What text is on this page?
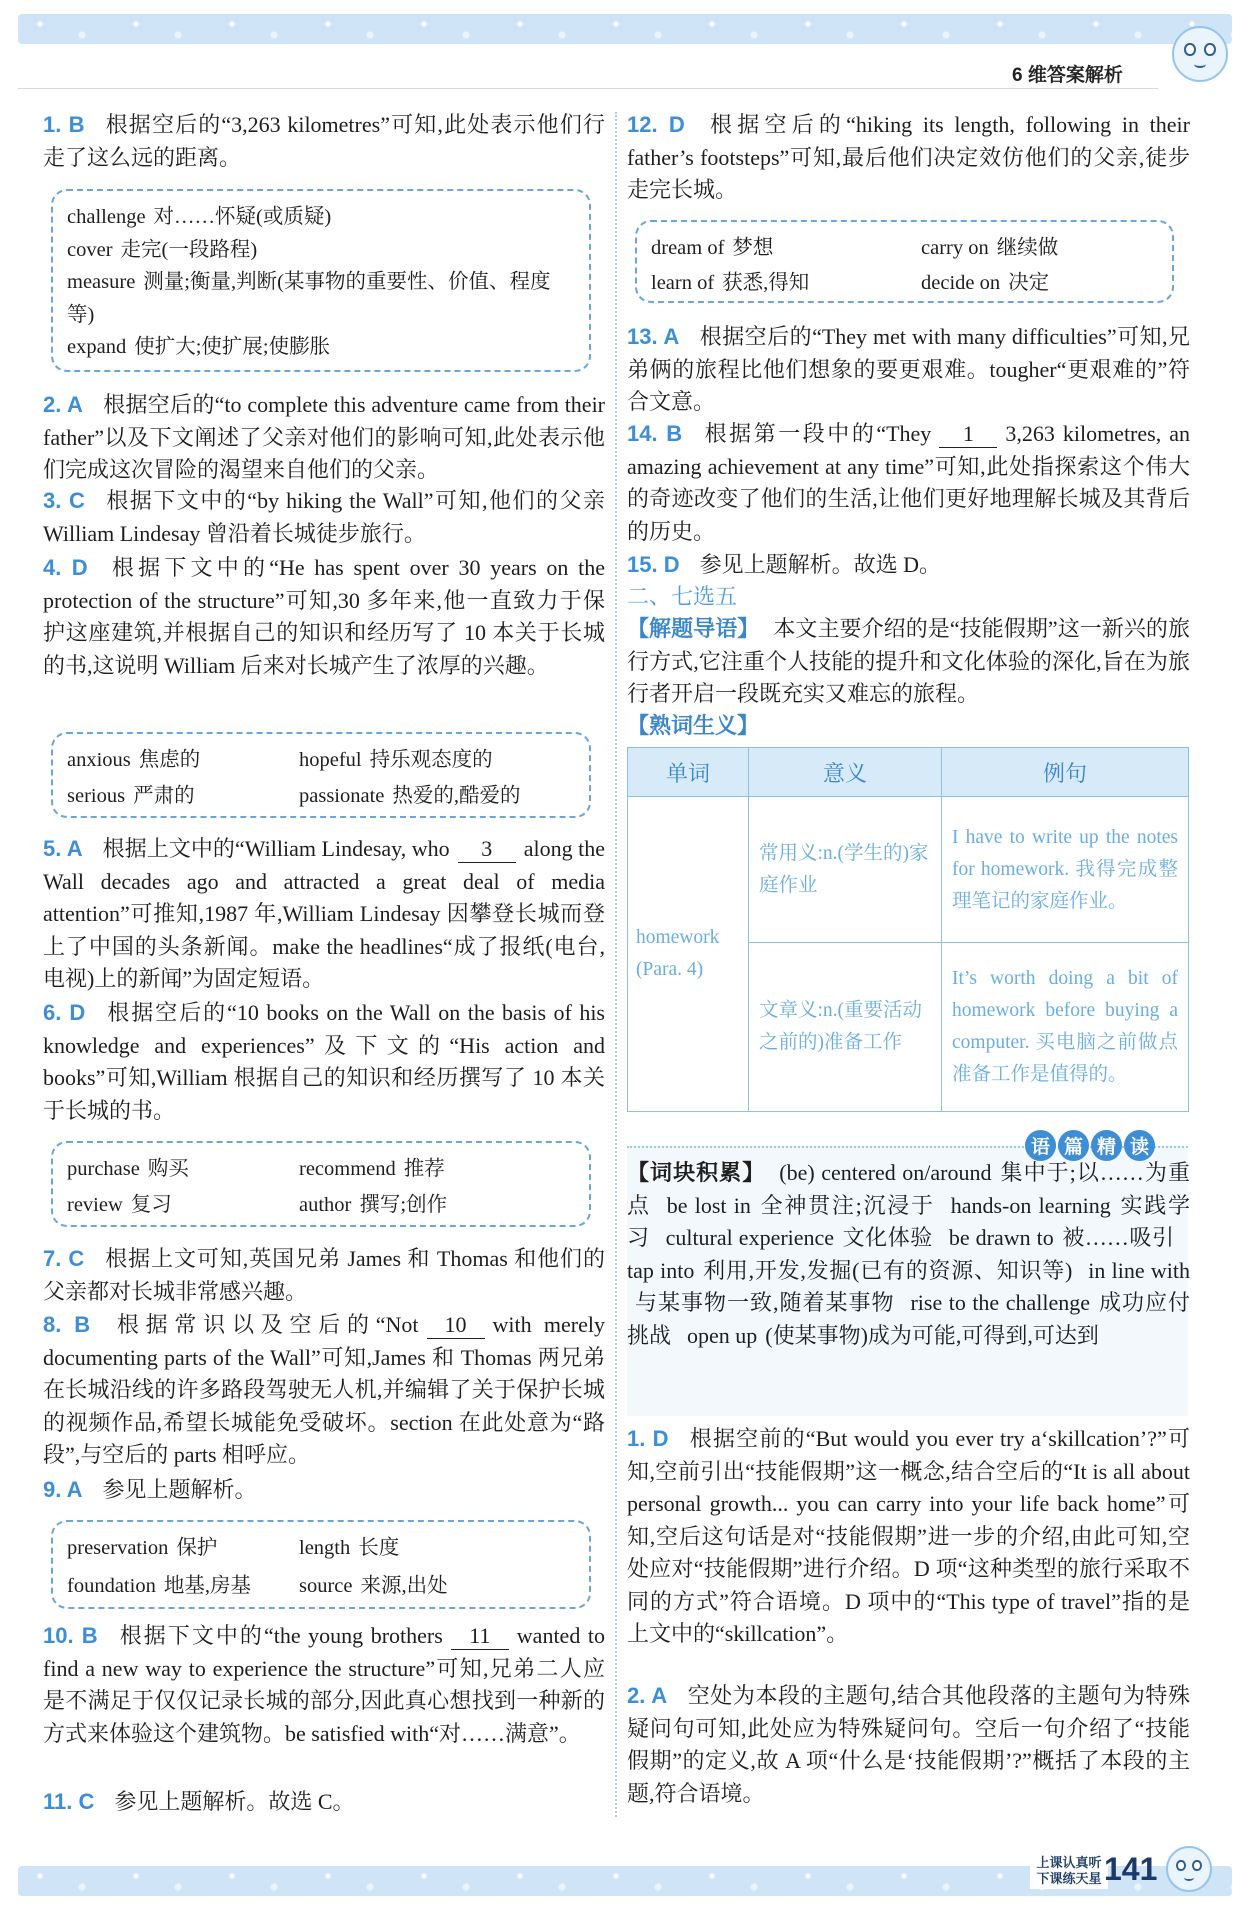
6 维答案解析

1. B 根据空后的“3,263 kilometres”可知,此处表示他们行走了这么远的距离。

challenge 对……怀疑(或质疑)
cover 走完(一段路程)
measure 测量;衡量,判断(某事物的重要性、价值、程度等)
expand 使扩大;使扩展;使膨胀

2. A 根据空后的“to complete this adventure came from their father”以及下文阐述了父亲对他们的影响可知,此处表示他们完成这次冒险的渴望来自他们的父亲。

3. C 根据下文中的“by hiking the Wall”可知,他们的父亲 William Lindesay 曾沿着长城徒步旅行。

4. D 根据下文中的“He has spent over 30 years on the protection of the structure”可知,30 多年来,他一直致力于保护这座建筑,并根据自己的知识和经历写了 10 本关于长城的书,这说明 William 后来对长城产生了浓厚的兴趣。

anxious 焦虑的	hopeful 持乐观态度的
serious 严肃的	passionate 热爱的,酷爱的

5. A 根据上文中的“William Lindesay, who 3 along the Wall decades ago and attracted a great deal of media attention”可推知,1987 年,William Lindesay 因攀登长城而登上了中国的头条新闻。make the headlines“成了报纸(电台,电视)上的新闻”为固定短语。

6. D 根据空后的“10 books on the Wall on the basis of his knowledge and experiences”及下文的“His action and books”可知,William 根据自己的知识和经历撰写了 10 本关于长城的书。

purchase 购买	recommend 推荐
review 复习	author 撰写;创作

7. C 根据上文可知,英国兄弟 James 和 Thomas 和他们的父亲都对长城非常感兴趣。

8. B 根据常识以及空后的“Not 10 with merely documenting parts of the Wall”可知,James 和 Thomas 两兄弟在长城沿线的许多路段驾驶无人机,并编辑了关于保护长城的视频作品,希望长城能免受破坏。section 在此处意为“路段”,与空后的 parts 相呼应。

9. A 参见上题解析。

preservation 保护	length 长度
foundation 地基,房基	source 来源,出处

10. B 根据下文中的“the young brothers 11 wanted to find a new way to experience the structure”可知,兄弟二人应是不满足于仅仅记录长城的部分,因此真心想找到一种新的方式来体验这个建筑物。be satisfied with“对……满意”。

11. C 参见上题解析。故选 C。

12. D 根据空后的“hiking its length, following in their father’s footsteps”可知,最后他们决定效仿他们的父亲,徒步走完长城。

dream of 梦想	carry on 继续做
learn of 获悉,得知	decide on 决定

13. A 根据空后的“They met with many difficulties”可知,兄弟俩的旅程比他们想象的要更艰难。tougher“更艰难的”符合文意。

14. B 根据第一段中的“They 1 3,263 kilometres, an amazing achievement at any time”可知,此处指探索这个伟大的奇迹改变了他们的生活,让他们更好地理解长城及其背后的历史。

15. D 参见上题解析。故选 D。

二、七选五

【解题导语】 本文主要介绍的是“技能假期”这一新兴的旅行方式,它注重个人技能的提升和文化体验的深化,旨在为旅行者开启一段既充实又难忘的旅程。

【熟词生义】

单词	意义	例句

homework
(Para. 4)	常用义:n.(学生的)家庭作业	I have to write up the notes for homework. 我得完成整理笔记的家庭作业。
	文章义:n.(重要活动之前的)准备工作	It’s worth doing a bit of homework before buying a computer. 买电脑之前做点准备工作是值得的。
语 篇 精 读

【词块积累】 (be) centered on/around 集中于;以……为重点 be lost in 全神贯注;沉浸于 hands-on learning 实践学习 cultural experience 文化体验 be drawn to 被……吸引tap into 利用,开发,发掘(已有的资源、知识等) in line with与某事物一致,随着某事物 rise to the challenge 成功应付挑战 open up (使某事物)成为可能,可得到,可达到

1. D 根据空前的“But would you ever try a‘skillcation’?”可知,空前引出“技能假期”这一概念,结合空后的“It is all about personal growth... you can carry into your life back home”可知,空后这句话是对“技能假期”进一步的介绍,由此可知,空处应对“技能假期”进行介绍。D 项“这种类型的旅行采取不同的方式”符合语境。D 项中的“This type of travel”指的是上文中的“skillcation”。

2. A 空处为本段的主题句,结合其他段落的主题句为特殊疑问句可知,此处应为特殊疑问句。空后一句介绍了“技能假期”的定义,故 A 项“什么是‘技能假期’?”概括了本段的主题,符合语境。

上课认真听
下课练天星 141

#### [WHAT YOU ARE ASKED TO DO]
Tally up the lines holding the word "father" in the data above, and answer with that figure only.

#### [RESULT]
2